Goal - Find each line containing the word "Prunus" and report how many there are. Add nothing else.

(Stored items)
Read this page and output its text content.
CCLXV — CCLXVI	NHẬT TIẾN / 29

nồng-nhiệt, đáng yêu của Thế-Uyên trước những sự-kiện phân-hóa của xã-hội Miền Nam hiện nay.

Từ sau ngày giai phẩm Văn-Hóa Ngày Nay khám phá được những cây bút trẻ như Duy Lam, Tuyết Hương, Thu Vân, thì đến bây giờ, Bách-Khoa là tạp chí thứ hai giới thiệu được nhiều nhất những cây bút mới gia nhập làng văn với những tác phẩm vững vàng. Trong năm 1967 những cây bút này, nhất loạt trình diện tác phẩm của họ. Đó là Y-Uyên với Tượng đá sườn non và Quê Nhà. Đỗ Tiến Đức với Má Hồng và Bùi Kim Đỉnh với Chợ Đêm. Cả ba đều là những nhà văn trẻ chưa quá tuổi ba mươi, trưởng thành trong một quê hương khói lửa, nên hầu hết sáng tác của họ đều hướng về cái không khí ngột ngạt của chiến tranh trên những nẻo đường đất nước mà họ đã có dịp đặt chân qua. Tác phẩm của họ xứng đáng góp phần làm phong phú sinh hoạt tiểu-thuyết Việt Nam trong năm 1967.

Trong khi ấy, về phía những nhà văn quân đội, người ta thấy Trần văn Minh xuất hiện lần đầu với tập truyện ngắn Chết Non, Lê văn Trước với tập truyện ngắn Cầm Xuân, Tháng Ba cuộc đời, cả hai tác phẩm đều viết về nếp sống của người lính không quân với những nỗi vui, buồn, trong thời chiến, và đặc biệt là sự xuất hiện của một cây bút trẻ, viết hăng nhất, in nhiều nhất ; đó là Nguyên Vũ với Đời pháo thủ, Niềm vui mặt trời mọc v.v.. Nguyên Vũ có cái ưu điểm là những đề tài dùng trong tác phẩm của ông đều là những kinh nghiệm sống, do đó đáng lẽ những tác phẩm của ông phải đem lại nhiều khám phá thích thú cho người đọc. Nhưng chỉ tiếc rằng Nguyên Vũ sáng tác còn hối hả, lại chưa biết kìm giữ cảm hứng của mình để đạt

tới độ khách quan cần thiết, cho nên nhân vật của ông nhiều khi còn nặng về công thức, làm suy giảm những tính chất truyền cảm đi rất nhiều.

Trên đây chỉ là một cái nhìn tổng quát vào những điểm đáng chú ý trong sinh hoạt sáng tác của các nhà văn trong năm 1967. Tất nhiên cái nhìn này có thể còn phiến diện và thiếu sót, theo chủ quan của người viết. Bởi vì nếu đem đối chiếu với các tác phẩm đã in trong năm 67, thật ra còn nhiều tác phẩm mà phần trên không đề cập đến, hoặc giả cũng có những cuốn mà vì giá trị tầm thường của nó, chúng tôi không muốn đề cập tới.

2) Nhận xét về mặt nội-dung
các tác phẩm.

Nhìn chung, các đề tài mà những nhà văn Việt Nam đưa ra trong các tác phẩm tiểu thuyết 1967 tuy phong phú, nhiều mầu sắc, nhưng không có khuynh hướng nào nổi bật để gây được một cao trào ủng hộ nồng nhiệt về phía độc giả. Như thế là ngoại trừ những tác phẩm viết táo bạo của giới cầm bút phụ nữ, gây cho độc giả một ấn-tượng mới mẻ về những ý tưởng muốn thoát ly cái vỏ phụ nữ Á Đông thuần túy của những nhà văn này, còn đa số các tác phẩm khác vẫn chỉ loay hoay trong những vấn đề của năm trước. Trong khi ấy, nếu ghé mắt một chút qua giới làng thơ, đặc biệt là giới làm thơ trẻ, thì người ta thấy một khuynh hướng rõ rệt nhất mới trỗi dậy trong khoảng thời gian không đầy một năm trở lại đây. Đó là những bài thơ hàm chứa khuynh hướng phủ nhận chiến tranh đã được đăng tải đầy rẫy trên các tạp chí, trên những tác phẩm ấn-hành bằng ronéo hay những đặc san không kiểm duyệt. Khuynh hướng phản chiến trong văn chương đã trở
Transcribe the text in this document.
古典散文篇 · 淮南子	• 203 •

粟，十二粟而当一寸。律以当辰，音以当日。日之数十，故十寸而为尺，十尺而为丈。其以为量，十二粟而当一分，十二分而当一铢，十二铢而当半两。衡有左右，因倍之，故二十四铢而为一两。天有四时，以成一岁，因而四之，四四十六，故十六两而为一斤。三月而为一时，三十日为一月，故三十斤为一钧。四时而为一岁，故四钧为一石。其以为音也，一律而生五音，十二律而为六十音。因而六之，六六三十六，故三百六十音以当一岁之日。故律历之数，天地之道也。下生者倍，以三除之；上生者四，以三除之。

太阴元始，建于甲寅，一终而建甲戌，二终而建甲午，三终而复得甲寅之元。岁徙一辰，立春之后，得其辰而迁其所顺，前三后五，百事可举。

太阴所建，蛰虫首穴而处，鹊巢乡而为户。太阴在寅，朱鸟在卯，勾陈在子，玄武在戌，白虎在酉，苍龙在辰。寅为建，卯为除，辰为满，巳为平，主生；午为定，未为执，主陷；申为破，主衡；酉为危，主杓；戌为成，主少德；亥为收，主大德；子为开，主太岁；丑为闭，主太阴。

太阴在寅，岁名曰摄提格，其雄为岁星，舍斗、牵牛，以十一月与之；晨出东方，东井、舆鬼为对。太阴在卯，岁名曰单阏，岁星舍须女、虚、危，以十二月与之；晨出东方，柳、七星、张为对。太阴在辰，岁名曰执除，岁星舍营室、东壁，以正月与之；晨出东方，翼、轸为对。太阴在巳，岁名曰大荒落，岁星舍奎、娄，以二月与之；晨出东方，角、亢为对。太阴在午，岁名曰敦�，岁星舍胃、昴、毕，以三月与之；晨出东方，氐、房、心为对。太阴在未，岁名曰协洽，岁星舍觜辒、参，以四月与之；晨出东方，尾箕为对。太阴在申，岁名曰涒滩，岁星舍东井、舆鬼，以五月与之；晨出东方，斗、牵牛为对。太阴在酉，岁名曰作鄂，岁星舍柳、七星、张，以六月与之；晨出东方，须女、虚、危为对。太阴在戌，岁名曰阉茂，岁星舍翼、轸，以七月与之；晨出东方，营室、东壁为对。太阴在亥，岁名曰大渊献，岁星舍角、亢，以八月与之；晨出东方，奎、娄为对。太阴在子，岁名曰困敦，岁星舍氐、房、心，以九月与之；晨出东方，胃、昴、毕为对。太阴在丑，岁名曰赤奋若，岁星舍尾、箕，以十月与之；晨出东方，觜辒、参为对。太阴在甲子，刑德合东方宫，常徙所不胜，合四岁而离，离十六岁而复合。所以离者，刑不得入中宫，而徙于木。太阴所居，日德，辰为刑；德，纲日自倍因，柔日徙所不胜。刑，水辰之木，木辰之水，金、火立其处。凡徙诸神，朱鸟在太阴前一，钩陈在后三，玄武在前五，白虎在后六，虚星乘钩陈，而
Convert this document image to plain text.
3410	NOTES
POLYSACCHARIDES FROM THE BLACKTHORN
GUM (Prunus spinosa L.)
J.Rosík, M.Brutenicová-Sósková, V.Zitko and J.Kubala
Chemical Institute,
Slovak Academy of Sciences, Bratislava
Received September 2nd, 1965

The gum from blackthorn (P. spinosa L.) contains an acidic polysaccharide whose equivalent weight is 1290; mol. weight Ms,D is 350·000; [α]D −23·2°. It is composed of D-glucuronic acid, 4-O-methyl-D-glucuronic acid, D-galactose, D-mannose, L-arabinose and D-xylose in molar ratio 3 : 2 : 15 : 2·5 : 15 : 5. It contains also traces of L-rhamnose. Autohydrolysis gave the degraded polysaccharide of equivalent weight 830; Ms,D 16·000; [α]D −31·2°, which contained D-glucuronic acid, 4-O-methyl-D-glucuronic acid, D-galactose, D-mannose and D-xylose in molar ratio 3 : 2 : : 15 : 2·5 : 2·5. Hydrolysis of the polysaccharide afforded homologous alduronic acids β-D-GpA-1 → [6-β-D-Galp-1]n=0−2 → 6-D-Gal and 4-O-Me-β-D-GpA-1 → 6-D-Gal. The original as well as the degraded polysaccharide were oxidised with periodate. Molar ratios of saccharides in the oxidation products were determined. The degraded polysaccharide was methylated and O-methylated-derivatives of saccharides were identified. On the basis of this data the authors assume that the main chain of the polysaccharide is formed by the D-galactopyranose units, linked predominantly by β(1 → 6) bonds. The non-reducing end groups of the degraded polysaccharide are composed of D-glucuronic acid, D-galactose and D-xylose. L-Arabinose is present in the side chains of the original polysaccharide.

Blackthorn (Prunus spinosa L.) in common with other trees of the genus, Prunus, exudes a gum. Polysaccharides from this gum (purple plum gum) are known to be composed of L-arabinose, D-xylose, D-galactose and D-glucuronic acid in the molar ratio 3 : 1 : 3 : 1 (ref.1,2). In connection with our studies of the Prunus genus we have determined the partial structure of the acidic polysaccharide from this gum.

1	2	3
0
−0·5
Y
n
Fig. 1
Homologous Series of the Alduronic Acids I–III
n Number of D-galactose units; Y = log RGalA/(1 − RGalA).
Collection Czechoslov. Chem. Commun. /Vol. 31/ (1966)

Answer - 2